Instruction
Find each line with the string "предписания" and copy it.

Supplied data
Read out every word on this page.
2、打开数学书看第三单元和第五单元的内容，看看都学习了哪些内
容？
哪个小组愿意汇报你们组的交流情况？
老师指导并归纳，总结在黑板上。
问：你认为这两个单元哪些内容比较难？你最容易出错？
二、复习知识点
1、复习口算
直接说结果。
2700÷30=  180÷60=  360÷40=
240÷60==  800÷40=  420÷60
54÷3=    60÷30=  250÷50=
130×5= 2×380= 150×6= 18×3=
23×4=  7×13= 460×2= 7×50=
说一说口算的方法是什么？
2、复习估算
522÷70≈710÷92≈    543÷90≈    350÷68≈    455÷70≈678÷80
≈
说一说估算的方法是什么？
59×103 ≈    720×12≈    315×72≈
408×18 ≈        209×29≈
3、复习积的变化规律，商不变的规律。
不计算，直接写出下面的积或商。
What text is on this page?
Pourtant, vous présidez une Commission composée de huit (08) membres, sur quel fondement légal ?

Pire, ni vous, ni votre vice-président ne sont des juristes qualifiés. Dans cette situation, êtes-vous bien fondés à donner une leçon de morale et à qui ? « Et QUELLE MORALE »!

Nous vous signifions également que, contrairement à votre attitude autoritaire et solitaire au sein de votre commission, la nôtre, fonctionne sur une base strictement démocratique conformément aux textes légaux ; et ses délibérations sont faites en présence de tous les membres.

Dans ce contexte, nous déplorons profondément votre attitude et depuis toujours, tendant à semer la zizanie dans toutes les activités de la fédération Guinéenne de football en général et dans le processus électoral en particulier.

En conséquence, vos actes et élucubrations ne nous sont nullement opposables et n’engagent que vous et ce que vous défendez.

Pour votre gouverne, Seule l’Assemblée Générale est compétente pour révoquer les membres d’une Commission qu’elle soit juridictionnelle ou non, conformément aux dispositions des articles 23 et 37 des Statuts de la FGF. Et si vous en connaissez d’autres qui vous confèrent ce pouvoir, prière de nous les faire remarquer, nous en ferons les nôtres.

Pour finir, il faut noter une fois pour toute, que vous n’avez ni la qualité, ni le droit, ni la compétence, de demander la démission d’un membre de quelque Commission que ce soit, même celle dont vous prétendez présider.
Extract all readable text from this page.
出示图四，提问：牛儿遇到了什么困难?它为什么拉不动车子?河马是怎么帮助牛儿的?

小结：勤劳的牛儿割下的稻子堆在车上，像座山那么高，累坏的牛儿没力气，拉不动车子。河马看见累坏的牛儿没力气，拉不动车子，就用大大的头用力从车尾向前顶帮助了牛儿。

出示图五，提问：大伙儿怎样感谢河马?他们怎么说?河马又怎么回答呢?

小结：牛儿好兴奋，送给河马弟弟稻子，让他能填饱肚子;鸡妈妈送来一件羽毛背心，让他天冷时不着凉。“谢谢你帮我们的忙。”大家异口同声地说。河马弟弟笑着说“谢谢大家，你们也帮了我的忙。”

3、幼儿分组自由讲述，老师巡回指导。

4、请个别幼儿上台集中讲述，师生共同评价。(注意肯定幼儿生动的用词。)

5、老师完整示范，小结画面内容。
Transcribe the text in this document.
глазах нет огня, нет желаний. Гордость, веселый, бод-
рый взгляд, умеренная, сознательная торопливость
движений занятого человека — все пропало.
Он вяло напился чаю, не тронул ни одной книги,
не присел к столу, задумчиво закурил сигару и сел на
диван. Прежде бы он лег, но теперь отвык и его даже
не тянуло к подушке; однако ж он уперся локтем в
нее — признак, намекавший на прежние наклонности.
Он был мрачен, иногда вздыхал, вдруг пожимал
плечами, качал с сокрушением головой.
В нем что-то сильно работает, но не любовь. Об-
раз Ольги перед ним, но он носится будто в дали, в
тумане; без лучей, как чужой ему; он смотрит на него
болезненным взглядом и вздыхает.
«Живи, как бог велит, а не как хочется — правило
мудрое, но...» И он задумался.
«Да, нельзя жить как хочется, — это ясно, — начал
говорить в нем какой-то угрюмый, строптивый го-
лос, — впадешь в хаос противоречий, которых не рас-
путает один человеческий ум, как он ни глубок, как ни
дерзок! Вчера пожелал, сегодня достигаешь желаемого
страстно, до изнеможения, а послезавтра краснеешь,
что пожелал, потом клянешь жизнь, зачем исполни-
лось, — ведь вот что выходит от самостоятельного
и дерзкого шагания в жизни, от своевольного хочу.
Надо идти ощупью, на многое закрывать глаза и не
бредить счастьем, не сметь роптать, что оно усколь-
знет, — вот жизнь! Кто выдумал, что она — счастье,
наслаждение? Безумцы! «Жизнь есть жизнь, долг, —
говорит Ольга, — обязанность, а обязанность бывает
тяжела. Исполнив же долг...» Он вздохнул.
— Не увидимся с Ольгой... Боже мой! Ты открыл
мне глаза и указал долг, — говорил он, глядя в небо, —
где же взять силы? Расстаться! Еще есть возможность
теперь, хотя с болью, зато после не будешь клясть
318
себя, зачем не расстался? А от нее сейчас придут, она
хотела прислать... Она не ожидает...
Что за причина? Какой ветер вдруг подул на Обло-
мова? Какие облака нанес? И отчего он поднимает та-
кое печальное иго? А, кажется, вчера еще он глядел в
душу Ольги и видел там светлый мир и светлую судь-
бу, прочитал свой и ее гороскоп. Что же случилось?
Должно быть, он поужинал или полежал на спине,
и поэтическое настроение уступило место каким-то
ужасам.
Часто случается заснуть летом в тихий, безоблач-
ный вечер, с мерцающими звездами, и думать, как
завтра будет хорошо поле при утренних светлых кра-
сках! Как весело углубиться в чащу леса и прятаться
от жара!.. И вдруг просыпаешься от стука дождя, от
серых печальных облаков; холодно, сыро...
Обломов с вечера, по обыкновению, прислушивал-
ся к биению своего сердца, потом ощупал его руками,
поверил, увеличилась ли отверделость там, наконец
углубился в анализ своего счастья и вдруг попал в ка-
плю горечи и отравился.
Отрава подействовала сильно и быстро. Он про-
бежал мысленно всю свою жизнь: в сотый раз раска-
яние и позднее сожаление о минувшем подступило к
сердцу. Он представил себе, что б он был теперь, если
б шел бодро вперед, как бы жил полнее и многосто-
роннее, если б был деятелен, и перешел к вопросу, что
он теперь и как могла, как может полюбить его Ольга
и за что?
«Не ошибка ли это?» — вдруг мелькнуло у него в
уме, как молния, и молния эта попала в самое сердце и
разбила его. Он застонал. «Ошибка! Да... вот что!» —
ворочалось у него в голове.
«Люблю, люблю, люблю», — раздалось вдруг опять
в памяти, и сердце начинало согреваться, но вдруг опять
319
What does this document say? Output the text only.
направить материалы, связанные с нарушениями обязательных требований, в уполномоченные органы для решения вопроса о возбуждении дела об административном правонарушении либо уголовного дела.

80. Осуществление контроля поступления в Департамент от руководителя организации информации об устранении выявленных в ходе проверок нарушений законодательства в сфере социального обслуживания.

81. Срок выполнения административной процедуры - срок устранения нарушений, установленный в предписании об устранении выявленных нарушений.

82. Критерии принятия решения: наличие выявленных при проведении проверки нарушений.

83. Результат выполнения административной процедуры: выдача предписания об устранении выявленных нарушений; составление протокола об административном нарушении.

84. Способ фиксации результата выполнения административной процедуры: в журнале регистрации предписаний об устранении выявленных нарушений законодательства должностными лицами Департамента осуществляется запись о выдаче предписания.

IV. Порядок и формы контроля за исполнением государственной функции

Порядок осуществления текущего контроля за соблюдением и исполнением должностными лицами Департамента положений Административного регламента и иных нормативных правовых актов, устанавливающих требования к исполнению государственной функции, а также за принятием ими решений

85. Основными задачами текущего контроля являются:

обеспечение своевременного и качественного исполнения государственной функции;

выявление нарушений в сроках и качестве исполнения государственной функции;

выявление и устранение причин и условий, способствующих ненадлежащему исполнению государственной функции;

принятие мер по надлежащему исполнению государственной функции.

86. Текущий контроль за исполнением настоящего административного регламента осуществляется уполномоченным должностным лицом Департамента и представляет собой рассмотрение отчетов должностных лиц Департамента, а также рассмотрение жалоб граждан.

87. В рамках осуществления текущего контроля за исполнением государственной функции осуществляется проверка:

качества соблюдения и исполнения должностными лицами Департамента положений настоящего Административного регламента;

Output of the exercise
83. Результат выполнения административной процедуры: выдача предписания об устранении выявленных нарушений; составление протокола об административном нарушении.
84. Способ фиксации результата выполнения административной процедуры: в журнале регистрации предписаний об устранении выявленных нарушений законодательства должностными лицами Департамента осуществляется запись о выдаче предписания.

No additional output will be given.